What to work on → Go through the lines below and copy each one that holds the string "habanero".

Raw records →
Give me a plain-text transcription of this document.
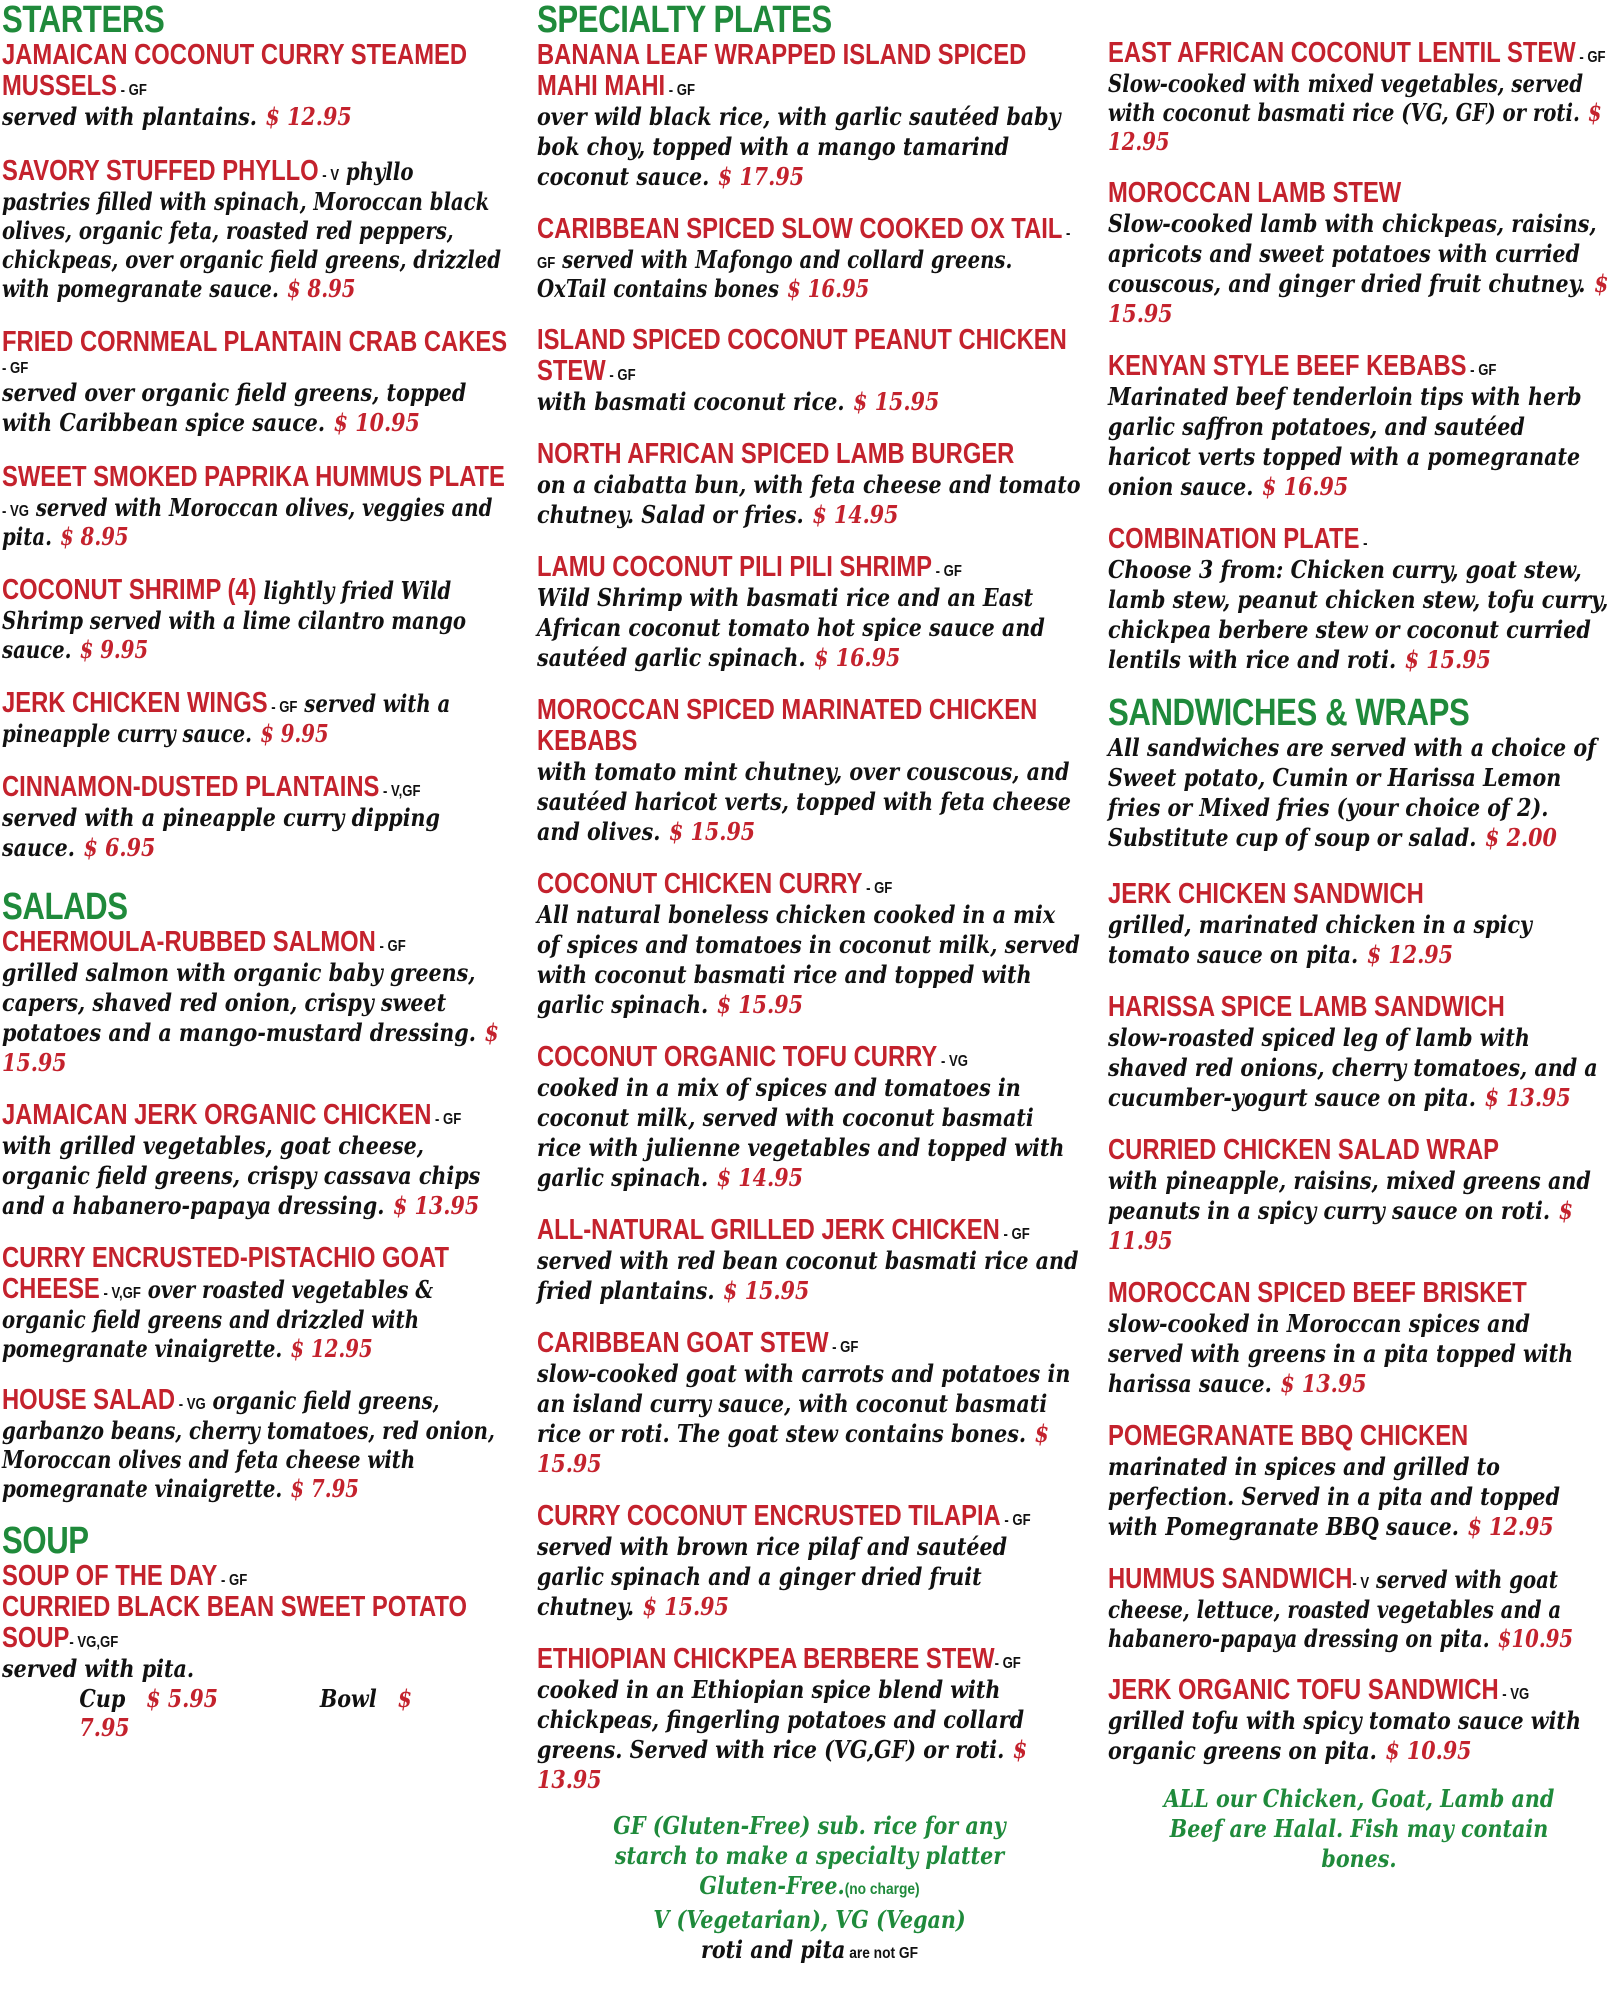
STARTERS
JAMAICAN COCONUT CURRY STEAMED MUSSELS - GF
served with plantains. $ 12.95
SAVORY STUFFED PHYLLO - V phyllo pastries filled with spinach, Moroccan black olives, organic feta, roasted red peppers, chickpeas, over organic field greens, drizzled with pomegranate sauce. $ 8.95
FRIED CORNMEAL PLANTAIN CRAB CAKES - GF
served over organic field greens, topped with Caribbean spice sauce. $ 10.95
SWEET SMOKED PAPRIKA HUMMUS PLATE - VG served with Moroccan olives, veggies and pita. $ 8.95
COCONUT SHRIMP (4) lightly fried Wild Shrimp served with a lime cilantro mango sauce. $ 9.95
JERK CHICKEN WINGS - GF served with a pineapple curry sauce. $ 9.95
CINNAMON-DUSTED PLANTAINS - V,GF
served with a pineapple curry dipping sauce. $ 6.95
SALADS
CHERMOULA-RUBBED SALMON - GF
grilled salmon with organic baby greens, capers, shaved red onion, crispy sweet potatoes and a mango-mustard dressing. $ 15.95
JAMAICAN JERK ORGANIC CHICKEN - GF
with grilled vegetables, goat cheese, organic field greens, crispy cassava chips and a habanero-papaya dressing. $ 13.95
CURRY ENCRUSTED-PISTACHIO GOAT CHEESE - V,GF over roasted vegetables & organic field greens and drizzled with pomegranate vinaigrette. $ 12.95
HOUSE SALAD - VG organic field greens, garbanzo beans, cherry tomatoes, red onion, Moroccan olives and feta cheese with pomegranate vinaigrette. $ 7.95
SOUP
SOUP OF THE DAY - GF
CURRIED BLACK BEAN SWEET POTATO SOUP- VG,GF
served with pita.
Cup $ 5.95	Bowl $ 7.95
SPECIALTY PLATES
BANANA LEAF WRAPPED ISLAND SPICED MAHI MAHI - GF
over wild black rice, with garlic sautéed baby bok choy, topped with a mango tamarind coconut sauce. $ 17.95
CARIBBEAN SPICED SLOW COOKED OX TAIL - GF served with Mafongo and collard greens. OxTail contains bones $ 16.95
ISLAND SPICED COCONUT PEANUT CHICKEN STEW - GF
with basmati coconut rice. $ 15.95
NORTH AFRICAN SPICED LAMB BURGER
on a ciabatta bun, with feta cheese and tomato chutney. Salad or fries. $ 14.95
LAMU COCONUT PILI PILI SHRIMP - GF
Wild Shrimp with basmati rice and an East African coconut tomato hot spice sauce and sautéed garlic spinach. $ 16.95
MOROCCAN SPICED MARINATED CHICKEN KEBABS
with tomato mint chutney, over couscous, and sautéed haricot verts, topped with feta cheese and olives. $ 15.95
COCONUT CHICKEN CURRY - GF
All natural boneless chicken cooked in a mix of spices and tomatoes in coconut milk, served with coconut basmati rice and topped with garlic spinach. $ 15.95
COCONUT ORGANIC TOFU CURRY - VG
cooked in a mix of spices and tomatoes in coconut milk, served with coconut basmati rice with julienne vegetables and topped with garlic spinach. $ 14.95
ALL-NATURAL GRILLED JERK CHICKEN - GF
served with red bean coconut basmati rice and fried plantains. $ 15.95
CARIBBEAN GOAT STEW - GF
slow-cooked goat with carrots and potatoes in an island curry sauce, with coconut basmati rice or roti. The goat stew contains bones. $ 15.95
CURRY COCONUT ENCRUSTED TILAPIA - GF
served with brown rice pilaf and sautéed garlic spinach and a ginger dried fruit chutney. $ 15.95
ETHIOPIAN CHICKPEA BERBERE STEW- GF
cooked in an Ethiopian spice blend with chickpeas, fingerling potatoes and collard greens. Served with rice (VG,GF) or roti. $ 13.95
GF (Gluten-Free) sub. rice for any starch to make a specialty platter Gluten-Free.(no charge)
V (Vegetarian), VG (Vegan)
roti and pita are not GF
EAST AFRICAN COCONUT LENTIL STEW - GF Slow-cooked with mixed vegetables, served with coconut basmati rice (VG, GF) or roti. $ 12.95
MOROCCAN LAMB STEW
Slow-cooked lamb with chickpeas, raisins, apricots and sweet potatoes with curried couscous, and ginger dried fruit chutney. $ 15.95
KENYAN STYLE BEEF KEBABS - GF
Marinated beef tenderloin tips with herb garlic saffron potatoes, and sautéed haricot verts topped with a pomegranate onion sauce. $ 16.95
COMBINATION PLATE -
Choose 3 from: Chicken curry, goat stew, lamb stew, peanut chicken stew, tofu curry, chickpea berbere stew or coconut curried lentils with rice and roti. $ 15.95
SANDWICHES & WRAPS
All sandwiches are served with a choice of Sweet potato, Cumin or Harissa Lemon fries or Mixed fries (your choice of 2). Substitute cup of soup or salad. $ 2.00
JERK CHICKEN SANDWICH
grilled, marinated chicken in a spicy tomato sauce on pita. $ 12.95
HARISSA SPICE LAMB SANDWICH
slow-roasted spiced leg of lamb with shaved red onions, cherry tomatoes, and a cucumber-yogurt sauce on pita. $ 13.95
CURRIED CHICKEN SALAD WRAP
with pineapple, raisins, mixed greens and peanuts in a spicy curry sauce on roti. $ 11.95
MOROCCAN SPICED BEEF BRISKET
slow-cooked in Moroccan spices and served with greens in a pita topped with harissa sauce. $ 13.95
POMEGRANATE BBQ CHICKEN
marinated in spices and grilled to perfection. Served in a pita and topped with Pomegranate BBQ sauce. $ 12.95
HUMMUS SANDWICH- V served with goat cheese, lettuce, roasted vegetables and a habanero-papaya dressing on pita. $10.95
JERK ORGANIC TOFU SANDWICH - VG
grilled tofu with spicy tomato sauce with organic greens on pita. $ 10.95
ALL our Chicken, Goat, Lamb and Beef are Halal. Fish may contain bones.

Reply to the exercise →
with grilled vegetables, goat cheese, organic field greens, crispy cassava chips and a habanero-papaya dressing. $ 13.95
HUMMUS SANDWICH- V served with goat cheese, lettuce, roasted vegetables and a habanero-papaya dressing on pita. $10.95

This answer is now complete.